[Data records]
============================================================
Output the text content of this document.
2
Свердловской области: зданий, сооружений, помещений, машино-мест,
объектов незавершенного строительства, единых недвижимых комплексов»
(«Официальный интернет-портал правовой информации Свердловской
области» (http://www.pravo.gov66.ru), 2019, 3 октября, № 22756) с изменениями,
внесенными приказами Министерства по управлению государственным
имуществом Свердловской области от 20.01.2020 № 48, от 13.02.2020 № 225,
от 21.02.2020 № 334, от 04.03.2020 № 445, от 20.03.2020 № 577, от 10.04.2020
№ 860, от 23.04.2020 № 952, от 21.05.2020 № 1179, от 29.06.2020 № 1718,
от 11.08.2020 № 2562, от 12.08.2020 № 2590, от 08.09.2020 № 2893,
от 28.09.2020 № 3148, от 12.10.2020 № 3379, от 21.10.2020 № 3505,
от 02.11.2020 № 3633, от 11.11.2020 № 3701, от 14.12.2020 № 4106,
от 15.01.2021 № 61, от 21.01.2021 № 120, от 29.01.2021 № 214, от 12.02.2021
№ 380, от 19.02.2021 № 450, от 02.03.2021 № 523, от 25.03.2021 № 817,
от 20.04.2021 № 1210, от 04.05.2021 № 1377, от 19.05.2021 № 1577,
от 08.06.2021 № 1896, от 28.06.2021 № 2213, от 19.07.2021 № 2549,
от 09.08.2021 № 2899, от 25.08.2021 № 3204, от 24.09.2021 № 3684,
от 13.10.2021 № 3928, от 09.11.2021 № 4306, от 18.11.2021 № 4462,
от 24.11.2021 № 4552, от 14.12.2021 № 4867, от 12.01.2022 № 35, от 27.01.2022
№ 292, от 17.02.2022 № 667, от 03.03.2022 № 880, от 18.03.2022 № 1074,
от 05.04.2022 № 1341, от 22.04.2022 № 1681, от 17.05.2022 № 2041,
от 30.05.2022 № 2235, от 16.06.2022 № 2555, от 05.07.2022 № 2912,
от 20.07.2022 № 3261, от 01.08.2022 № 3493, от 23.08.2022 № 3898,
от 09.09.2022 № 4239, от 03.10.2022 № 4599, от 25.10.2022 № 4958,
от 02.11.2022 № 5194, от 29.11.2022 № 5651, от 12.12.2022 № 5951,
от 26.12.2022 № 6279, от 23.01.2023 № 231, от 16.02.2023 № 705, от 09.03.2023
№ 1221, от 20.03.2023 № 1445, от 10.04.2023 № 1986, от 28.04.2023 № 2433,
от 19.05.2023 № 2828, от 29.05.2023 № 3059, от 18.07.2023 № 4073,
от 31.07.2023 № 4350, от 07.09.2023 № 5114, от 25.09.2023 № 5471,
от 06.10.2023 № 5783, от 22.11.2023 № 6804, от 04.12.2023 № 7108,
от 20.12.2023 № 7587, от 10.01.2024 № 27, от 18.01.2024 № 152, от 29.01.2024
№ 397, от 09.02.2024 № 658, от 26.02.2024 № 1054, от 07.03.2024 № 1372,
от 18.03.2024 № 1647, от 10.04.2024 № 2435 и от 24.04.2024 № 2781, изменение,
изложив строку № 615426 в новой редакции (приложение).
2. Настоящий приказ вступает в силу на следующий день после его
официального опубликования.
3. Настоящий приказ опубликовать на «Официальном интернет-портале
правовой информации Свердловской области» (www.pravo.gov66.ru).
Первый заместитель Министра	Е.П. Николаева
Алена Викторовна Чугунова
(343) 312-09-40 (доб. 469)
============================================================
## Required task
Return what is listed above, exactly and completely.

## Answer to the task
Output the text content of this document.
2
Свердловской области: зданий, сооружений, помещений, машино-мест,
объектов незавершенного строительства, единых недвижимых комплексов»
(«Официальный интернет-портал правовой информации Свердловской
области» (http://www.pravo.gov66.ru), 2019, 3 октября, № 22756) с изменениями,
внесенными приказами Министерства по управлению государственным
имуществом Свердловской области от 20.01.2020 № 48, от 13.02.2020 № 225,
от 21.02.2020 № 334, от 04.03.2020 № 445, от 20.03.2020 № 577, от 10.04.2020
№ 860, от 23.04.2020 № 952, от 21.05.2020 № 1179, от 29.06.2020 № 1718,
от 11.08.2020 № 2562, от 12.08.2020 № 2590, от 08.09.2020 № 2893,
от 28.09.2020 № 3148, от 12.10.2020 № 3379, от 21.10.2020 № 3505,
от 02.11.2020 № 3633, от 11.11.2020 № 3701, от 14.12.2020 № 4106,
от 15.01.2021 № 61, от 21.01.2021 № 120, от 29.01.2021 № 214, от 12.02.2021
№ 380, от 19.02.2021 № 450, от 02.03.2021 № 523, от 25.03.2021 № 817,
от 20.04.2021 № 1210, от 04.05.2021 № 1377, от 19.05.2021 № 1577,
от 08.06.2021 № 1896, от 28.06.2021 № 2213, от 19.07.2021 № 2549,
от 09.08.2021 № 2899, от 25.08.2021 № 3204, от 24.09.2021 № 3684,
от 13.10.2021 № 3928, от 09.11.2021 № 4306, от 18.11.2021 № 4462,
от 24.11.2021 № 4552, от 14.12.2021 № 4867, от 12.01.2022 № 35, от 27.01.2022
№ 292, от 17.02.2022 № 667, от 03.03.2022 № 880, от 18.03.2022 № 1074,
от 05.04.2022 № 1341, от 22.04.2022 № 1681, от 17.05.2022 № 2041,
от 30.05.2022 № 2235, от 16.06.2022 № 2555, от 05.07.2022 № 2912,
от 20.07.2022 № 3261, от 01.08.2022 № 3493, от 23.08.2022 № 3898,
от 09.09.2022 № 4239, от 03.10.2022 № 4599, от 25.10.2022 № 4958,
от 02.11.2022 № 5194, от 29.11.2022 № 5651, от 12.12.2022 № 5951,
от 26.12.2022 № 6279, от 23.01.2023 № 231, от 16.02.2023 № 705, от 09.03.2023
№ 1221, от 20.03.2023 № 1445, от 10.04.2023 № 1986, от 28.04.2023 № 2433,
от 19.05.2023 № 2828, от 29.05.2023 № 3059, от 18.07.2023 № 4073,
от 31.07.2023 № 4350, от 07.09.2023 № 5114, от 25.09.2023 № 5471,
от 06.10.2023 № 5783, от 22.11.2023 № 6804, от 04.12.2023 № 7108,
от 20.12.2023 № 7587, от 10.01.2024 № 27, от 18.01.2024 № 152, от 29.01.2024
№ 397, от 09.02.2024 № 658, от 26.02.2024 № 1054, от 07.03.2024 № 1372,
от 18.03.2024 № 1647, от 10.04.2024 № 2435 и от 24.04.2024 № 2781, изменение,
изложив строку № 615426 в новой редакции (приложение).
2. Настоящий приказ вступает в силу на следующий день после его
официального опубликования.
3. Настоящий приказ опубликовать на «Официальном интернет-портале
правовой информации Свердловской области» (www.pravo.gov66.ru).
Первый заместитель Министра	Е.П. Николаева
Алена Викторовна Чугунова
(343) 312-09-40 (доб. 469)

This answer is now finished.